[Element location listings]
────
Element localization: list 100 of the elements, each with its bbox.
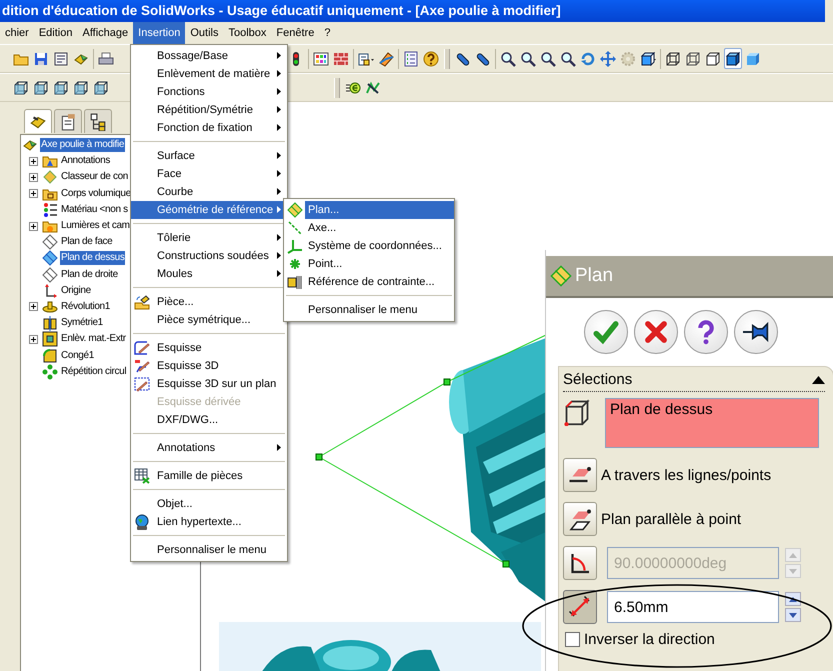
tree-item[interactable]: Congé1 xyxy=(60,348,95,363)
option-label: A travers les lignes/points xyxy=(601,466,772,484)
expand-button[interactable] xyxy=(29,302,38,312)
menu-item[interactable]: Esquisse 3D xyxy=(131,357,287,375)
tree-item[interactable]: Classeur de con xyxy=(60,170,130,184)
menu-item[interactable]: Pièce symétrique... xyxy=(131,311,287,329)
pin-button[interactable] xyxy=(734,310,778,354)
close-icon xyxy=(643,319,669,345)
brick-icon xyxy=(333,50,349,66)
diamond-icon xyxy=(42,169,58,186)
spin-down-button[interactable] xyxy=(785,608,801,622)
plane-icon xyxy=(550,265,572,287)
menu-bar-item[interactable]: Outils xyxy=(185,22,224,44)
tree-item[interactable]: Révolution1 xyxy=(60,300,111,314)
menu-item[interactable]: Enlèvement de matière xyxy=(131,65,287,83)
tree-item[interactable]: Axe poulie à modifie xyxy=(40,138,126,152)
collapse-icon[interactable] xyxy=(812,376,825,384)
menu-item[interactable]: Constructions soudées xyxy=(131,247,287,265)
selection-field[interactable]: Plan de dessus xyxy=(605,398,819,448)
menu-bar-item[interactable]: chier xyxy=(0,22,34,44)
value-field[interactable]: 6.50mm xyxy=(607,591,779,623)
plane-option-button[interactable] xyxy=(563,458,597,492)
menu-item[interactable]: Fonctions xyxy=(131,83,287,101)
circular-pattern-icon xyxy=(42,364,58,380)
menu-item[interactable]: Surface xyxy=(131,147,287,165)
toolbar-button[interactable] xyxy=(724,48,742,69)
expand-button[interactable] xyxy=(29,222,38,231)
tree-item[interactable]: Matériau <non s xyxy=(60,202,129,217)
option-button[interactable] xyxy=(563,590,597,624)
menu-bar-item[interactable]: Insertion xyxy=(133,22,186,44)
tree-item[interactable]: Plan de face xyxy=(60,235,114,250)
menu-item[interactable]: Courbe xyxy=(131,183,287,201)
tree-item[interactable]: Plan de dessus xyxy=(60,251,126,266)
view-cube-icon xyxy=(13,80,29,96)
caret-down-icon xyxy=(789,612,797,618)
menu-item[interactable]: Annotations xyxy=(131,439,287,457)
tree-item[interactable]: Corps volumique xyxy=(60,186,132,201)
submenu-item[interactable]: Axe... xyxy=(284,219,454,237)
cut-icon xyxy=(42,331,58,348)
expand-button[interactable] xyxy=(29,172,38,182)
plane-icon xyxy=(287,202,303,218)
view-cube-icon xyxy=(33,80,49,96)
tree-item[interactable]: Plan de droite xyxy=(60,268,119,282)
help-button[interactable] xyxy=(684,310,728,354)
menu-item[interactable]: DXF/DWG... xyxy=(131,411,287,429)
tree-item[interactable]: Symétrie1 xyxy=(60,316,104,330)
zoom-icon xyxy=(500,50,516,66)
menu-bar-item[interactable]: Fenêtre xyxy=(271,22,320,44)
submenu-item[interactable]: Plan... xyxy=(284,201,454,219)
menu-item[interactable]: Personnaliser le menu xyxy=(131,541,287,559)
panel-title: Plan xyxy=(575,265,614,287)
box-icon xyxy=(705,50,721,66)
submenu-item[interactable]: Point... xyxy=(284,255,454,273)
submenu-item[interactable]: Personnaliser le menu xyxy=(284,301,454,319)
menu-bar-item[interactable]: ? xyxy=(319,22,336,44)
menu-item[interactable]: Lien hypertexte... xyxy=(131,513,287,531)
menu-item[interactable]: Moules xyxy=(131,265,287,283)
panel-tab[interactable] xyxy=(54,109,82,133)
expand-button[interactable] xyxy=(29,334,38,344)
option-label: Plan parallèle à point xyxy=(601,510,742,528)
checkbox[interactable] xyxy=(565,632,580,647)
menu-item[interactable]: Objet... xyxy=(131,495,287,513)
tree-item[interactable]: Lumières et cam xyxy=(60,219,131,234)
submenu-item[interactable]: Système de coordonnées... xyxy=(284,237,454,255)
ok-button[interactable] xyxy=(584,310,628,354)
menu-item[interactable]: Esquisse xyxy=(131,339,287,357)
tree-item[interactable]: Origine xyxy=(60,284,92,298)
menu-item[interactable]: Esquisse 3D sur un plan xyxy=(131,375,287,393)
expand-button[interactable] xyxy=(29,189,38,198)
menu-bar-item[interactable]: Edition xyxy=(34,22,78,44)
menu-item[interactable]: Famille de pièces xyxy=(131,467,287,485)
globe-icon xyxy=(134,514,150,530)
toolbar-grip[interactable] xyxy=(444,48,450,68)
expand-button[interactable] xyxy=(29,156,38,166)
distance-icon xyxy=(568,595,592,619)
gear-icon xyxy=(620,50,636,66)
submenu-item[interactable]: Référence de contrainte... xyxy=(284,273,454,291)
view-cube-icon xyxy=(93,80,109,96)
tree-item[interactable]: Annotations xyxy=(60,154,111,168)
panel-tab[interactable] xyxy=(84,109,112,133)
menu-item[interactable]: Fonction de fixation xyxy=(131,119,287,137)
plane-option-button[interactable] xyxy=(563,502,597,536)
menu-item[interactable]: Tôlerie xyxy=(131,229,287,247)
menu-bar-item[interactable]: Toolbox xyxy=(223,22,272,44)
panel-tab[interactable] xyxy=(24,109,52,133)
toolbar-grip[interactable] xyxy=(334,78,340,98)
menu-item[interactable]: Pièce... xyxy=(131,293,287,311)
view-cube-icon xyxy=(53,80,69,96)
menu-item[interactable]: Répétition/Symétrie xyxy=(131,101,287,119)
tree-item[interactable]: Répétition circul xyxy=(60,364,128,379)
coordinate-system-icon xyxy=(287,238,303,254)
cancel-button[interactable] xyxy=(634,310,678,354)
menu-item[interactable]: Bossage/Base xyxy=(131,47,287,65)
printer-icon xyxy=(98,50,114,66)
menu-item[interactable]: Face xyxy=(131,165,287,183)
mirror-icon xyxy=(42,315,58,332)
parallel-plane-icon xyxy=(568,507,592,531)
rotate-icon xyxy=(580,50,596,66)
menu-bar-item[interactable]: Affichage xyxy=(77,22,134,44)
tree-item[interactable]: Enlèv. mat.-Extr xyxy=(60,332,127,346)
────
- Short problem: Rewrite the lines from the one containing "tree-item[interactable]: Congé1 xyxy=(60,348,95,363)" through the one containing "menu-bar-item[interactable]: Insertion xyxy=(133,22,186,44)", switching "tree-item" to "tree-node" and leaving everything else unchanged.

- Task result:
tree-node[interactable]: Congé1 xyxy=(60,348,95,363)
option-label: A travers les lignes/points xyxy=(601,466,772,484)
expand-button[interactable] xyxy=(29,302,38,312)
menu-item[interactable]: Esquisse 3D xyxy=(131,357,287,375)
tree-node[interactable]: Classeur de con xyxy=(60,170,130,184)
menu-item[interactable]: Pièce symétrique... xyxy=(131,311,287,329)
pin-button[interactable] xyxy=(734,310,778,354)
close-icon xyxy=(643,319,669,345)
brick-icon xyxy=(333,50,349,66)
diamond-icon xyxy=(42,169,58,186)
spin-down-button[interactable] xyxy=(785,608,801,622)
plane-icon xyxy=(550,265,572,287)
menu-bar-item[interactable]: Outils xyxy=(185,22,224,44)
tree-node[interactable]: Révolution1 xyxy=(60,300,111,314)
menu-item[interactable]: Enlèvement de matière xyxy=(131,65,287,83)
tree-node[interactable]: Axe poulie à modifie xyxy=(40,138,126,152)
collapse-icon[interactable] xyxy=(812,376,825,384)
menu-item[interactable]: Constructions soudées xyxy=(131,247,287,265)
selection-field[interactable]: Plan de dessus xyxy=(605,398,819,448)
menu-bar-item[interactable]: chier xyxy=(0,22,34,44)
value-field[interactable]: 6.50mm xyxy=(607,591,779,623)
plane-option-button[interactable] xyxy=(563,458,597,492)
menu-item[interactable]: Fonctions xyxy=(131,83,287,101)
circular-pattern-icon xyxy=(42,364,58,380)
menu-item[interactable]: Surface xyxy=(131,147,287,165)
toolbar-button[interactable] xyxy=(724,48,742,69)
expand-button[interactable] xyxy=(29,222,38,231)
tree-node[interactable]: Matériau <non s xyxy=(60,202,129,217)
option-button[interactable] xyxy=(563,590,597,624)
menu-bar-item[interactable]: Insertion xyxy=(133,22,186,44)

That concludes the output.